TEXT PROVIDED:
This state of affairs causes suffering and yet people think that doing this, memorizing that, studying such-and-such will be a cause for the cessation of suffering. Just like a person who wants a lot of things. He tries to amass as much as possible, thinking if he gets enough his suffering will abate. This is how people think, but their thinking is astray of the true path, just like one person going northward, another going southward, and yet believing they're going the same way.

Most people are still stuck in the mass of suffering, still wandering in samsāra, just because they think like this. If illness or pain arise, all they can do is wonder how they can get rid of it. They want it to stop as fast as possible, they've got to cure it at all costs. They don't consider that this is the normal way of sankhārā. Nobody thinks like this. The body changes and people can't endure it, they can't accept it, they've got to get rid of it at all costs. However, in the end they can't win, they can't beat the truth. It all collapses. This is something people don't want to look at, they continually reinforce their wrong view.

Practicing to realize the Dhamma is the most excellent of things. Why did the Buddha develop all the Perfections6? So that he could realize this and enable others to see the Dhamma, know the Dhamma, practice the Dhamma and be the Dhamma - so that they could let go and not be burdened.

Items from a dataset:
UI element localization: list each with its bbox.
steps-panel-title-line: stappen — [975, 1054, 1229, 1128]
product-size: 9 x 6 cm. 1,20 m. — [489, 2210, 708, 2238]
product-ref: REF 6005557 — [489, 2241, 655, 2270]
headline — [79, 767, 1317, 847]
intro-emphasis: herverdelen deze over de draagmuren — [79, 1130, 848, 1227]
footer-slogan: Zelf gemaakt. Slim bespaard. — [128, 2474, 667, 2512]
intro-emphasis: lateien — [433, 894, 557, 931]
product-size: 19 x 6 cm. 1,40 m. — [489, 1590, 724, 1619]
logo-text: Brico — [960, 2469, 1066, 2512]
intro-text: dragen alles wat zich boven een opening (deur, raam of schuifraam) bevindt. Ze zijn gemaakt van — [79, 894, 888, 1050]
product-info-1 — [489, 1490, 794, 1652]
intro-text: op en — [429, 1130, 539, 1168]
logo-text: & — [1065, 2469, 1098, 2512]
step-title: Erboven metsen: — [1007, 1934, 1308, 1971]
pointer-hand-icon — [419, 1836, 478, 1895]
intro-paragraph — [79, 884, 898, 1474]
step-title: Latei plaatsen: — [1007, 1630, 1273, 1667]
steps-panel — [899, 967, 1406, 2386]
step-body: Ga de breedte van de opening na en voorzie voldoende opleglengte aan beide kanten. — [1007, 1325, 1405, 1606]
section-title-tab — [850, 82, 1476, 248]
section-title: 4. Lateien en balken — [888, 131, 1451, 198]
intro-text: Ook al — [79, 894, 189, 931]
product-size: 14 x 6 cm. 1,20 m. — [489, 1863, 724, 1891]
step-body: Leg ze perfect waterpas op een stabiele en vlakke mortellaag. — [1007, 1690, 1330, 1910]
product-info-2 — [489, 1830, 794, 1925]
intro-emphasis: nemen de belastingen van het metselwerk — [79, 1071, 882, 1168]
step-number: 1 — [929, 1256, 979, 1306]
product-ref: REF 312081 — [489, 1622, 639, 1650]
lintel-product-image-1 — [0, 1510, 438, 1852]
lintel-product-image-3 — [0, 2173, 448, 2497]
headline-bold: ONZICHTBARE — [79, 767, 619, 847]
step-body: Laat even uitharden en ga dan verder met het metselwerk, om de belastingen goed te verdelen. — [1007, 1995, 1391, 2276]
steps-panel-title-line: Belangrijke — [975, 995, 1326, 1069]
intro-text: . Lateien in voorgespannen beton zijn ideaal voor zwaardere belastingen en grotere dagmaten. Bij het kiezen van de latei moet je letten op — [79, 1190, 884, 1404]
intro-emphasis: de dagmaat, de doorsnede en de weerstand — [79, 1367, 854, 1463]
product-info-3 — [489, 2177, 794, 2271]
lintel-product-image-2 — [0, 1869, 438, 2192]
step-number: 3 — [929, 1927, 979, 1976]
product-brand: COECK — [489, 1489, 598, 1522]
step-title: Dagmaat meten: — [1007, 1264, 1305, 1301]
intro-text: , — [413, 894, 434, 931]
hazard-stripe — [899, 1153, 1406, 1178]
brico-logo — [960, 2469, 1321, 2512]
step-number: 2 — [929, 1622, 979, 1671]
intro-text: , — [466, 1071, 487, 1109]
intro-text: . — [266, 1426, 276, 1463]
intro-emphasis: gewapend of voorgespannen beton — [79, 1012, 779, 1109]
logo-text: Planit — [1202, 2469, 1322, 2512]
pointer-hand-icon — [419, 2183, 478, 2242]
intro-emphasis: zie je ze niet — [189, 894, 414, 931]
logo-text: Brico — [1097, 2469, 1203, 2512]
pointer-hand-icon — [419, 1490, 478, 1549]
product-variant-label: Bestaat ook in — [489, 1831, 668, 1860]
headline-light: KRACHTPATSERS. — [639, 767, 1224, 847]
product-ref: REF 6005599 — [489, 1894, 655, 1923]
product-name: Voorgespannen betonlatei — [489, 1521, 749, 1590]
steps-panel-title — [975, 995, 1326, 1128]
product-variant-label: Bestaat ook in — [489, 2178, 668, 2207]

THINGS TO DO:
1/ In the passage on suffering, what is called the most excellent of things?
2/ Can you print the part of the passage on suffering starting at "Practicing to realize" and ending at "not be burdened."?

RESULTS BY TASK:
1/ Practicing to realize the Dhamma.

2/
Practicing to realize the Dhamma is the most excellent of things. Why did the Buddha develop all the Perfections6? So that he could realize this and enable others to see the Dhamma, know the Dhamma, practice the Dhamma and be the Dhamma - so that they could let go and not be burdened.